_EXCERPT PROVIDED:_

+ + + +

DEIMv2/README.md at main · Intellindust-AI-Lab/DEIMv2

Real-Time Object Detection Meets DINOv3

🎉 We’re excited to introduce EdgeCrafter with SOTA performance on object detection, pose estimation as well as instance segmentation.🎉

DEIMv2 is an evolution of the DEIM framework while leveraging the rich features from DINOv3. Our method is designed with various model sizes, from an ultra-light version up to S, M, L, and X, to be adaptable for a wide range of scenarios. Across these variants, DEIMv2 achieves state-of-the-art performance, with the S-sized model notably surpassing 50 AP on the challenging COCO benchmark.

Shihua Huang^1*, Yongjie Hou^1,2*, Longfei Liu^1*, Xuanlong Yu¹, Xi Shen^1†

1. Intellindust AI Lab 2. Xiamen University
* Equal Contribution † Corresponding Author

If you like our work, please give us a ⭐!

🚀 Updates

[2026.3.20] 🔥🔥🔥Hi everyone! We’re excited to introduce EdgeCrafter, our latest work that achieves new state-of-the-art performance—faster, more accurate, and easier to use than ever. It also supports multiple vision tasks, including object detection, instance segmentation, and human pose estimation!
[2026.1.7] STA, introduced in DEIMv2, has been integrated into the SOTA distillation library LightlyTrain, demonstrating its practical value and impact in real-world training pipelines.
[2026.1.7] FP16 Inference Fix: Use TensorRT ≥ 10.6 to ensure stable execution and correct detection results. For detailed deployment instructions, please refer to Deployment.

+ + + +

_GIVEN EXERCISE A:_
In the DEIMv2 README, what TensorRT version is needed for stable FP16 inference?
_GIVEN EXERCISE B:_
Retype the DEIMv2 README word for word, starting with "Shihua Huang^1*, Yongjie" and going on through "human pose estimation!".

+ + + +

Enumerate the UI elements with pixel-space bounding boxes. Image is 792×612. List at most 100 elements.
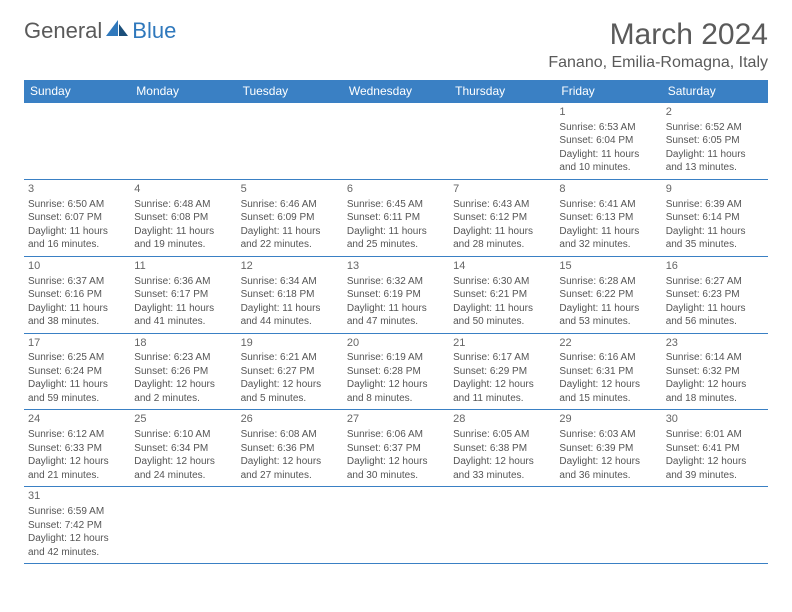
daylight-text: Daylight: 12 hours and 27 minutes. <box>241 455 339 482</box>
day-header: Sunday <box>24 80 130 103</box>
logo-text-general: General <box>24 18 102 44</box>
daylight-text: Daylight: 11 hours and 56 minutes. <box>666 302 764 329</box>
calendar-cell: 30Sunrise: 6:01 AMSunset: 6:41 PMDayligh… <box>662 410 768 487</box>
calendar-cell: 8Sunrise: 6:41 AMSunset: 6:13 PMDaylight… <box>555 179 661 256</box>
sunset-text: Sunset: 6:13 PM <box>559 211 657 225</box>
sunset-text: Sunset: 6:21 PM <box>453 288 551 302</box>
sunset-text: Sunset: 6:28 PM <box>347 365 445 379</box>
daylight-text: Daylight: 12 hours and 2 minutes. <box>134 378 232 405</box>
sunrise-text: Sunrise: 6:12 AM <box>28 428 126 442</box>
day-number: 2 <box>666 105 764 120</box>
logo: General Blue <box>24 18 176 44</box>
day-header: Thursday <box>449 80 555 103</box>
daylight-text: Daylight: 11 hours and 28 minutes. <box>453 225 551 252</box>
calendar-cell: 14Sunrise: 6:30 AMSunset: 6:21 PMDayligh… <box>449 256 555 333</box>
sunset-text: Sunset: 6:18 PM <box>241 288 339 302</box>
daylight-text: Daylight: 12 hours and 5 minutes. <box>241 378 339 405</box>
day-number: 27 <box>347 412 445 427</box>
calendar-cell: 4Sunrise: 6:48 AMSunset: 6:08 PMDaylight… <box>130 179 236 256</box>
day-header-row: Sunday Monday Tuesday Wednesday Thursday… <box>24 80 768 103</box>
calendar-table: Sunday Monday Tuesday Wednesday Thursday… <box>24 80 768 564</box>
sunrise-text: Sunrise: 6:30 AM <box>453 275 551 289</box>
calendar-cell <box>130 487 236 564</box>
day-number: 16 <box>666 259 764 274</box>
calendar-body: 1Sunrise: 6:53 AMSunset: 6:04 PMDaylight… <box>24 103 768 564</box>
calendar-cell: 22Sunrise: 6:16 AMSunset: 6:31 PMDayligh… <box>555 333 661 410</box>
sunset-text: Sunset: 6:36 PM <box>241 442 339 456</box>
calendar-cell: 11Sunrise: 6:36 AMSunset: 6:17 PMDayligh… <box>130 256 236 333</box>
sunrise-text: Sunrise: 6:52 AM <box>666 121 764 135</box>
calendar-cell: 31Sunrise: 6:59 AMSunset: 7:42 PMDayligh… <box>24 487 130 564</box>
header: General Blue March 2024 Fanano, Emilia-R… <box>24 18 768 72</box>
day-number: 15 <box>559 259 657 274</box>
daylight-text: Daylight: 11 hours and 38 minutes. <box>28 302 126 329</box>
calendar-cell: 3Sunrise: 6:50 AMSunset: 6:07 PMDaylight… <box>24 179 130 256</box>
calendar-cell: 18Sunrise: 6:23 AMSunset: 6:26 PMDayligh… <box>130 333 236 410</box>
sunset-text: Sunset: 6:29 PM <box>453 365 551 379</box>
day-number: 30 <box>666 412 764 427</box>
daylight-text: Daylight: 12 hours and 8 minutes. <box>347 378 445 405</box>
sunset-text: Sunset: 6:27 PM <box>241 365 339 379</box>
sunset-text: Sunset: 6:22 PM <box>559 288 657 302</box>
sunrise-text: Sunrise: 6:19 AM <box>347 351 445 365</box>
sunrise-text: Sunrise: 6:41 AM <box>559 198 657 212</box>
calendar-cell: 12Sunrise: 6:34 AMSunset: 6:18 PMDayligh… <box>237 256 343 333</box>
sunrise-text: Sunrise: 6:05 AM <box>453 428 551 442</box>
sunrise-text: Sunrise: 6:25 AM <box>28 351 126 365</box>
calendar-cell: 9Sunrise: 6:39 AMSunset: 6:14 PMDaylight… <box>662 179 768 256</box>
calendar-cell <box>24 103 130 180</box>
daylight-text: Daylight: 12 hours and 33 minutes. <box>453 455 551 482</box>
daylight-text: Daylight: 12 hours and 11 minutes. <box>453 378 551 405</box>
calendar-cell: 6Sunrise: 6:45 AMSunset: 6:11 PMDaylight… <box>343 179 449 256</box>
daylight-text: Daylight: 11 hours and 10 minutes. <box>559 148 657 175</box>
daylight-text: Daylight: 11 hours and 16 minutes. <box>28 225 126 252</box>
calendar-week-row: 24Sunrise: 6:12 AMSunset: 6:33 PMDayligh… <box>24 410 768 487</box>
daylight-text: Daylight: 11 hours and 35 minutes. <box>666 225 764 252</box>
day-number: 6 <box>347 182 445 197</box>
sunrise-text: Sunrise: 6:39 AM <box>666 198 764 212</box>
sunset-text: Sunset: 6:16 PM <box>28 288 126 302</box>
sunrise-text: Sunrise: 6:53 AM <box>559 121 657 135</box>
sunrise-text: Sunrise: 6:01 AM <box>666 428 764 442</box>
sunrise-text: Sunrise: 6:17 AM <box>453 351 551 365</box>
daylight-text: Daylight: 12 hours and 15 minutes. <box>559 378 657 405</box>
sunset-text: Sunset: 6:08 PM <box>134 211 232 225</box>
sunrise-text: Sunrise: 6:45 AM <box>347 198 445 212</box>
sunrise-text: Sunrise: 6:46 AM <box>241 198 339 212</box>
day-number: 9 <box>666 182 764 197</box>
daylight-text: Daylight: 12 hours and 42 minutes. <box>28 532 126 559</box>
sunrise-text: Sunrise: 6:37 AM <box>28 275 126 289</box>
title-block: March 2024 Fanano, Emilia-Romagna, Italy <box>548 18 768 72</box>
calendar-cell <box>449 103 555 180</box>
day-header: Tuesday <box>237 80 343 103</box>
day-header: Friday <box>555 80 661 103</box>
day-number: 29 <box>559 412 657 427</box>
calendar-cell <box>237 103 343 180</box>
daylight-text: Daylight: 11 hours and 41 minutes. <box>134 302 232 329</box>
calendar-cell: 16Sunrise: 6:27 AMSunset: 6:23 PMDayligh… <box>662 256 768 333</box>
sunset-text: Sunset: 6:34 PM <box>134 442 232 456</box>
daylight-text: Daylight: 11 hours and 59 minutes. <box>28 378 126 405</box>
day-number: 19 <box>241 336 339 351</box>
sunset-text: Sunset: 6:31 PM <box>559 365 657 379</box>
calendar-cell: 7Sunrise: 6:43 AMSunset: 6:12 PMDaylight… <box>449 179 555 256</box>
day-number: 31 <box>28 489 126 504</box>
day-number: 26 <box>241 412 339 427</box>
sunrise-text: Sunrise: 6:59 AM <box>28 505 126 519</box>
calendar-cell <box>130 103 236 180</box>
calendar-cell: 20Sunrise: 6:19 AMSunset: 6:28 PMDayligh… <box>343 333 449 410</box>
day-number: 13 <box>347 259 445 274</box>
sunrise-text: Sunrise: 6:48 AM <box>134 198 232 212</box>
daylight-text: Daylight: 11 hours and 22 minutes. <box>241 225 339 252</box>
sunrise-text: Sunrise: 6:34 AM <box>241 275 339 289</box>
sunset-text: Sunset: 7:42 PM <box>28 519 126 533</box>
calendar-cell: 5Sunrise: 6:46 AMSunset: 6:09 PMDaylight… <box>237 179 343 256</box>
calendar-week-row: 10Sunrise: 6:37 AMSunset: 6:16 PMDayligh… <box>24 256 768 333</box>
daylight-text: Daylight: 12 hours and 18 minutes. <box>666 378 764 405</box>
sunrise-text: Sunrise: 6:16 AM <box>559 351 657 365</box>
sunset-text: Sunset: 6:04 PM <box>559 134 657 148</box>
sunset-text: Sunset: 6:24 PM <box>28 365 126 379</box>
day-number: 18 <box>134 336 232 351</box>
day-number: 23 <box>666 336 764 351</box>
daylight-text: Daylight: 11 hours and 25 minutes. <box>347 225 445 252</box>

+ + + +

_RIGHT ANSWER A:_
TensorRT 10.6 or later.

_RIGHT ANSWER B:_
Shihua Huang^1*, Yongjie Hou^1,2*, Longfei Liu^1*, Xuanlong Yu¹, Xi Shen^1†

1. Intellindust AI Lab 2. Xiamen University
* Equal Contribution † Corresponding Author

If you like our work, please give us a ⭐!

🚀 Updates

[2026.3.20] 🔥🔥🔥Hi everyone! We’re excited to introduce EdgeCrafter, our latest work that achieves new state-of-the-art performance—faster, more accurate, and easier to use than ever. It also supports multiple vision tasks, including object detection, instance segmentation, and human pose estimation!